Task:
Copy all lines below containing "ЧЕХОВ".

Dataset:
━━━━━━

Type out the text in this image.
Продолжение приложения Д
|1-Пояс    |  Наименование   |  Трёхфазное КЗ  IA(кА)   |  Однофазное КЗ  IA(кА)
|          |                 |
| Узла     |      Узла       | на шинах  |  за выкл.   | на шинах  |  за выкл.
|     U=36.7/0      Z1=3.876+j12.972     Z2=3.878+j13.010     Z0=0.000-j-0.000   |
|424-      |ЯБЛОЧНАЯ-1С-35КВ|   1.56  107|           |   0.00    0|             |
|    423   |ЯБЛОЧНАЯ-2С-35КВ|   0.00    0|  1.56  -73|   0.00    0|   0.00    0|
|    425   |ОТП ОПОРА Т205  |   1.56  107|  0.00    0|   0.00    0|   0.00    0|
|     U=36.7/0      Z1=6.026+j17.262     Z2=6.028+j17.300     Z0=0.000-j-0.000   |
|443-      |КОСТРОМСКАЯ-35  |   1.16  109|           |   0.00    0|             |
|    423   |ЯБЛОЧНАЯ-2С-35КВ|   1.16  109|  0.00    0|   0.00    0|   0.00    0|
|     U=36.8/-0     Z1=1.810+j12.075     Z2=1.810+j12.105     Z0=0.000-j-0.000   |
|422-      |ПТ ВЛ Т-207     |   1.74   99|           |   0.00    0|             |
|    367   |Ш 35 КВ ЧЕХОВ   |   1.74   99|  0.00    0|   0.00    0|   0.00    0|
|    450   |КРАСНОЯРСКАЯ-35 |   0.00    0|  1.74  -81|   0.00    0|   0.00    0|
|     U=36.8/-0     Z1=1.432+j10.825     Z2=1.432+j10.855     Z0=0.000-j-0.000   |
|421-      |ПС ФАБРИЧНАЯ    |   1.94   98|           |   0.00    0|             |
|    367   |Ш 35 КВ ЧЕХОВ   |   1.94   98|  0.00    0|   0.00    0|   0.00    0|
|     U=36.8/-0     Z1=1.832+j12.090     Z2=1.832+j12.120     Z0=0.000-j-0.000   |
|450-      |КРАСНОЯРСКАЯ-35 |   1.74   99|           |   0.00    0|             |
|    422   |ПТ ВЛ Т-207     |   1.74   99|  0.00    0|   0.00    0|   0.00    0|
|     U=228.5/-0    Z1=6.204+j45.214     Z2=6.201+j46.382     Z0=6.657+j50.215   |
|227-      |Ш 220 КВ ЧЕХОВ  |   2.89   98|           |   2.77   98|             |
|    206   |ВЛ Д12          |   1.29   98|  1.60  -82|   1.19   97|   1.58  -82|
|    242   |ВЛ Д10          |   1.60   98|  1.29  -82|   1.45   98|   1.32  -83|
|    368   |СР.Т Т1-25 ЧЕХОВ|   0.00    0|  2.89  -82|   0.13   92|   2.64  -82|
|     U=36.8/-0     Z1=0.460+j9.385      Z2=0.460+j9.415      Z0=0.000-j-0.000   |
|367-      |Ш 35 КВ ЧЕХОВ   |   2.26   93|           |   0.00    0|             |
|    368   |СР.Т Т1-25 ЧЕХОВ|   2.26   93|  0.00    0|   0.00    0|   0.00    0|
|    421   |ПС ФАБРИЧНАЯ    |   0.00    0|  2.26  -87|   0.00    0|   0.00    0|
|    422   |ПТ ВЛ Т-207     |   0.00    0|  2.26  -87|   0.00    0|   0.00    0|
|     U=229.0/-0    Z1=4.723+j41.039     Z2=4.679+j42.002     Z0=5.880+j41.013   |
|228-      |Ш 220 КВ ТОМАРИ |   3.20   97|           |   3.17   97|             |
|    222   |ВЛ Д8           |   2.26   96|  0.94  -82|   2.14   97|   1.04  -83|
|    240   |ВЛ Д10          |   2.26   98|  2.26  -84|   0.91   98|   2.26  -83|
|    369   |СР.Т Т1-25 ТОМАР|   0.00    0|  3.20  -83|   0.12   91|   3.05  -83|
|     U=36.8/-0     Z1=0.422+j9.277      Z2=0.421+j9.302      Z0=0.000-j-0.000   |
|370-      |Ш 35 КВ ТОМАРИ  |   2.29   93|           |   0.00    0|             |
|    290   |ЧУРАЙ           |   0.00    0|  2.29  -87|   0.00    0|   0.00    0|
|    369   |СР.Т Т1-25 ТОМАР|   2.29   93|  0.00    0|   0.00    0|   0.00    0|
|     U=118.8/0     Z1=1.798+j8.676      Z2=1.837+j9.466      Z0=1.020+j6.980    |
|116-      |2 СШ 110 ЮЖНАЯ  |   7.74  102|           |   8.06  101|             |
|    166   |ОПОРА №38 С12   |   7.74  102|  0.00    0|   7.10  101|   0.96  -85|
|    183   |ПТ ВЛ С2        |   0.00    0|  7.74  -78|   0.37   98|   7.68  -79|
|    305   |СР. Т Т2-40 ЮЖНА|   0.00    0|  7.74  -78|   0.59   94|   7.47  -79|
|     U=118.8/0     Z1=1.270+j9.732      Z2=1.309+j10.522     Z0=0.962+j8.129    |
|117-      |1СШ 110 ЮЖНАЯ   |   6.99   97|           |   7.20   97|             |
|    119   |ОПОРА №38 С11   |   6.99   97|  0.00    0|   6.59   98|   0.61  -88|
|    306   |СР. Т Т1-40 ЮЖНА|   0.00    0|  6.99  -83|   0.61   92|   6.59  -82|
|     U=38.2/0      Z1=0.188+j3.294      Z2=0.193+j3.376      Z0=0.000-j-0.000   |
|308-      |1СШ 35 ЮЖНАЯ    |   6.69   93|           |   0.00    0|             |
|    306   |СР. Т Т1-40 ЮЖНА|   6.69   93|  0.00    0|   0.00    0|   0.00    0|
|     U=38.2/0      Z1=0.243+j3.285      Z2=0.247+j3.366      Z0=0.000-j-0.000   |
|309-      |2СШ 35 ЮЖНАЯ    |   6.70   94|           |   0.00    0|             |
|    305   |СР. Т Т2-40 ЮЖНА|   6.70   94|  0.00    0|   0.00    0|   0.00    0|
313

━━━━━━

Task response:
|    367   |Ш 35 КВ ЧЕХОВ   |   1.74   99|  0.00    0|   0.00    0|   0.00    0|
|    367   |Ш 35 КВ ЧЕХОВ   |   1.94   98|  0.00    0|   0.00    0|   0.00    0|
|227-      |Ш 220 КВ ЧЕХОВ  |   2.89   98|           |   2.77   98|             |
|    368   |СР.Т Т1-25 ЧЕХОВ|   0.00    0|  2.89  -82|   0.13   92|   2.64  -82|
|367-      |Ш 35 КВ ЧЕХОВ   |   2.26   93|           |   0.00    0|             |
|    368   |СР.Т Т1-25 ЧЕХОВ|   2.26   93|  0.00    0|   0.00    0|   0.00    0|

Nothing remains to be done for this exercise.